— START Data —

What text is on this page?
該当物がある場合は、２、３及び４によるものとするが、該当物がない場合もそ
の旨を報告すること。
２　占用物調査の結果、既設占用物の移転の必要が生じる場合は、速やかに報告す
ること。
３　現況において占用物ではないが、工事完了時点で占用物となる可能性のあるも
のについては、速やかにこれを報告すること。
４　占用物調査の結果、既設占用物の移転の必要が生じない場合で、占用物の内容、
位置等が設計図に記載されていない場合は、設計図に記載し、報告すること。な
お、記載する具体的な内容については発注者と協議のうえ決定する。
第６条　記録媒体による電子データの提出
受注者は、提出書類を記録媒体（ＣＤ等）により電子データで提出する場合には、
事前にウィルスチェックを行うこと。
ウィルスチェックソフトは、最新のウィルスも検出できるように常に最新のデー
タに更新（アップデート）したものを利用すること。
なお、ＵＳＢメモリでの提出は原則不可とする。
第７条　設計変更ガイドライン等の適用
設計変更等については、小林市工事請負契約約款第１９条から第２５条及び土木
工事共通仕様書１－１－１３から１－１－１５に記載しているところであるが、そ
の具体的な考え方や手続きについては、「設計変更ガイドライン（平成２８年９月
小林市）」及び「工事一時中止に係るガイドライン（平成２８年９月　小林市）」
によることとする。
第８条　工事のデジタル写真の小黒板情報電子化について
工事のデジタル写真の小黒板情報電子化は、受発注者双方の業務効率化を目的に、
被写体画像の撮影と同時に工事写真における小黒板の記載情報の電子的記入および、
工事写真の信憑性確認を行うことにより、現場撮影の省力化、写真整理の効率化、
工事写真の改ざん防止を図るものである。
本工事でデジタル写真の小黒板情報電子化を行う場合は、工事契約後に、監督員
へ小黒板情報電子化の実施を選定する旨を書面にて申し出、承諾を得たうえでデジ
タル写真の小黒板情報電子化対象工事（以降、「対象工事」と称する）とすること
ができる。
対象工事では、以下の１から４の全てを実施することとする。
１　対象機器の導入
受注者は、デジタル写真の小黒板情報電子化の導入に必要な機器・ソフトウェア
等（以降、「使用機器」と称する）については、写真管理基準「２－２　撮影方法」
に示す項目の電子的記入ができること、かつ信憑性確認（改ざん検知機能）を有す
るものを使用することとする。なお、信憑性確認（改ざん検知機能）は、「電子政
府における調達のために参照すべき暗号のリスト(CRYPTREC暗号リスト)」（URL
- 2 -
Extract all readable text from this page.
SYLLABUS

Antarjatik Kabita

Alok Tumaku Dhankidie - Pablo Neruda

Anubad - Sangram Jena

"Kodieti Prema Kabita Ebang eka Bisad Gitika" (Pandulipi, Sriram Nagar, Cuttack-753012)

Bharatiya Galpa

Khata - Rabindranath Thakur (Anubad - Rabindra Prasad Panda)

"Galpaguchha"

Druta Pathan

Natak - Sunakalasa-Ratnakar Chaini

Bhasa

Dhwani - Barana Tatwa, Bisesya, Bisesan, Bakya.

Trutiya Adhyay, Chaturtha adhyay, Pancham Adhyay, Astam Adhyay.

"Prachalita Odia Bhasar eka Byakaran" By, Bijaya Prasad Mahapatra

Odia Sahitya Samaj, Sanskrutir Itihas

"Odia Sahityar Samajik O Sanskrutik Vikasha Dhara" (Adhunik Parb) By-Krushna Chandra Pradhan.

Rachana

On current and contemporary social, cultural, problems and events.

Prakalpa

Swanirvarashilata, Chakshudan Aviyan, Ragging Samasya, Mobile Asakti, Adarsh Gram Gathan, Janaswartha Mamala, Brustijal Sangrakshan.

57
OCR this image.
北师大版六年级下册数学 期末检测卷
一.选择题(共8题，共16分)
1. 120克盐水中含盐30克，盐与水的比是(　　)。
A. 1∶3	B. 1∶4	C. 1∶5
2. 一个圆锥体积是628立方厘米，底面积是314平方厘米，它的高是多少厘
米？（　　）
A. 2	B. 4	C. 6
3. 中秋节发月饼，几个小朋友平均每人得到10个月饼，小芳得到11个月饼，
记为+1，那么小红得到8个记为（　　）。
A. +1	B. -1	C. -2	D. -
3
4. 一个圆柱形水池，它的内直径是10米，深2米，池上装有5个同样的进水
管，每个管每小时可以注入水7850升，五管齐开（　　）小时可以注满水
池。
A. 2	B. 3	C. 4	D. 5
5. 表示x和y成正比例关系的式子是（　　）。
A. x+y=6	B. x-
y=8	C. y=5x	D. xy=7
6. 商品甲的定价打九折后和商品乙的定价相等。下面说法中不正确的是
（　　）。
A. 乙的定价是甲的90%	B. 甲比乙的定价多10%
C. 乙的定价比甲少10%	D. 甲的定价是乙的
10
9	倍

— END Data —

The task: Emit verbatim the lines running from the one with "Extract all readable text from this page." through the last line of the data, both endpoints inclusive.

Result of the exercise:
Extract all readable text from this page.
SYLLABUS

Antarjatik Kabita

Alok Tumaku Dhankidie - Pablo Neruda

Anubad - Sangram Jena

"Kodieti Prema Kabita Ebang eka Bisad Gitika" (Pandulipi, Sriram Nagar, Cuttack-753012)

Bharatiya Galpa

Khata - Rabindranath Thakur (Anubad - Rabindra Prasad Panda)

"Galpaguchha"

Druta Pathan

Natak - Sunakalasa-Ratnakar Chaini

Bhasa

Dhwani - Barana Tatwa, Bisesya, Bisesan, Bakya.

Trutiya Adhyay, Chaturtha adhyay, Pancham Adhyay, Astam Adhyay.

"Prachalita Odia Bhasar eka Byakaran" By, Bijaya Prasad Mahapatra

Odia Sahitya Samaj, Sanskrutir Itihas

"Odia Sahityar Samajik O Sanskrutik Vikasha Dhara" (Adhunik Parb) By-Krushna Chandra Pradhan.

Rachana

On current and contemporary social, cultural, problems and events.

Prakalpa

Swanirvarashilata, Chakshudan Aviyan, Ragging Samasya, Mobile Asakti, Adarsh Gram Gathan, Janaswartha Mamala, Brustijal Sangrakshan.

57
OCR this image.
北师大版六年级下册数学 期末检测卷
一.选择题(共8题，共16分)
1. 120克盐水中含盐30克，盐与水的比是(　　)。
A. 1∶3	B. 1∶4	C. 1∶5
2. 一个圆锥体积是628立方厘米，底面积是314平方厘米，它的高是多少厘
米？（　　）
A. 2	B. 4	C. 6
3. 中秋节发月饼，几个小朋友平均每人得到10个月饼，小芳得到11个月饼，
记为+1，那么小红得到8个记为（　　）。
A. +1	B. -1	C. -2	D. -
3
4. 一个圆柱形水池，它的内直径是10米，深2米，池上装有5个同样的进水
管，每个管每小时可以注入水7850升，五管齐开（　　）小时可以注满水
池。
A. 2	B. 3	C. 4	D. 5
5. 表示x和y成正比例关系的式子是（　　）。
A. x+y=6	B. x-
y=8	C. y=5x	D. xy=7
6. 商品甲的定价打九折后和商品乙的定价相等。下面说法中不正确的是
（　　）。
A. 乙的定价是甲的90%	B. 甲比乙的定价多10%
C. 乙的定价比甲少10%	D. 甲的定价是乙的
10
9	倍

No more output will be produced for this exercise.